### LISTED ENTRIES
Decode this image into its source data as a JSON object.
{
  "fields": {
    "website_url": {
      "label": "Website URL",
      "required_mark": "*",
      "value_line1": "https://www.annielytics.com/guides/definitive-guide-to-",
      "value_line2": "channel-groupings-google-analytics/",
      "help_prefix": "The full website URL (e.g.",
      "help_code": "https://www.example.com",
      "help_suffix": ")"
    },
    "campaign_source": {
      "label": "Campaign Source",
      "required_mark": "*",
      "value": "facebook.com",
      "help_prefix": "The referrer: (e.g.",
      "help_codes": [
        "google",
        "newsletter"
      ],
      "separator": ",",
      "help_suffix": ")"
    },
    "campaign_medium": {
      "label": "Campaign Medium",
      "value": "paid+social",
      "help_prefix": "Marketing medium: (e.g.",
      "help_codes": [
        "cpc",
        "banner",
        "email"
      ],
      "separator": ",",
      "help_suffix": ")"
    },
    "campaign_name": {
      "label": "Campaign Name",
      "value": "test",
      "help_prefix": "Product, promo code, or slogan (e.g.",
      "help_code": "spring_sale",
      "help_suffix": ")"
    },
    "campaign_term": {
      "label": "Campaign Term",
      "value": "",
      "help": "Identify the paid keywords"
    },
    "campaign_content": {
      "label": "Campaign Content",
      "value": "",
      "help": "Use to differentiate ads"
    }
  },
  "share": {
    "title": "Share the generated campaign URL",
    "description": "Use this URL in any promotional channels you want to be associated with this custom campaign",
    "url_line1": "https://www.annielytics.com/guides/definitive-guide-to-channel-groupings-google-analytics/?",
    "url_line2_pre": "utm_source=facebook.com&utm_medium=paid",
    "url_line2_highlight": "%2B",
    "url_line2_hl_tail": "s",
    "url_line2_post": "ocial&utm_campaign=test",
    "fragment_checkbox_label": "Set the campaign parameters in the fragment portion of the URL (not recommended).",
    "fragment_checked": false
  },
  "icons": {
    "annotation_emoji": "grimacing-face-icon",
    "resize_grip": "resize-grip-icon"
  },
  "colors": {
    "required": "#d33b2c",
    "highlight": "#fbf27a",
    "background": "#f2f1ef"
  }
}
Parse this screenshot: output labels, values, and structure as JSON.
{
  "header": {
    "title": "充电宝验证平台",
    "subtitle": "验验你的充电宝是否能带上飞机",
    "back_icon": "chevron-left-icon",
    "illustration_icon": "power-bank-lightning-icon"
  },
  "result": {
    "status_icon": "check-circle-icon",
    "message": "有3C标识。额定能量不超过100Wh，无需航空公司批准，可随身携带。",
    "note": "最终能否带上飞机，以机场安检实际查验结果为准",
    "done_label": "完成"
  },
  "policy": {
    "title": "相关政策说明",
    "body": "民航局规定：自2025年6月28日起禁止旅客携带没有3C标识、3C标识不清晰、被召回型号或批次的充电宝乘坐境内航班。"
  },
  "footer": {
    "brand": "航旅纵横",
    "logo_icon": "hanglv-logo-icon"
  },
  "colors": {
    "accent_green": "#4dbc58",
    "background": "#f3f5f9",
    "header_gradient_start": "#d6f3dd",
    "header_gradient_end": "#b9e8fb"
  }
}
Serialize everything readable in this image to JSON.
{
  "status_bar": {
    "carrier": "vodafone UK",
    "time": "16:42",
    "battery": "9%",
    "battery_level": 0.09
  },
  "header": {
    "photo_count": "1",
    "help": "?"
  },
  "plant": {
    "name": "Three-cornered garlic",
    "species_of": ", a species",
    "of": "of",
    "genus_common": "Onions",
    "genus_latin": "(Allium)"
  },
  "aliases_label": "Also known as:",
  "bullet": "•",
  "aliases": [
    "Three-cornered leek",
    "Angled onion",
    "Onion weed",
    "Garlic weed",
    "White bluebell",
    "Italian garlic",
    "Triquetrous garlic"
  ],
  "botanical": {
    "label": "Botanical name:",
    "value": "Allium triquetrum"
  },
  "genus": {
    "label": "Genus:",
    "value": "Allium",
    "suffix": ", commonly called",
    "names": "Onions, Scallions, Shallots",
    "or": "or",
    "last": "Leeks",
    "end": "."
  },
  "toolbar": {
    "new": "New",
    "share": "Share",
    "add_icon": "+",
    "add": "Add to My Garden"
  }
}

### INSTRUCTIONS FOR THE TASK
Show every line that contains the word "guide".

### COMPLETE ANSWER
      "value_line1": "https://www.annielytics.com/guides/definitive-guide-to-",
    "url_line1": "https://www.annielytics.com/guides/definitive-guide-to-channel-groupings-google-analytics/?",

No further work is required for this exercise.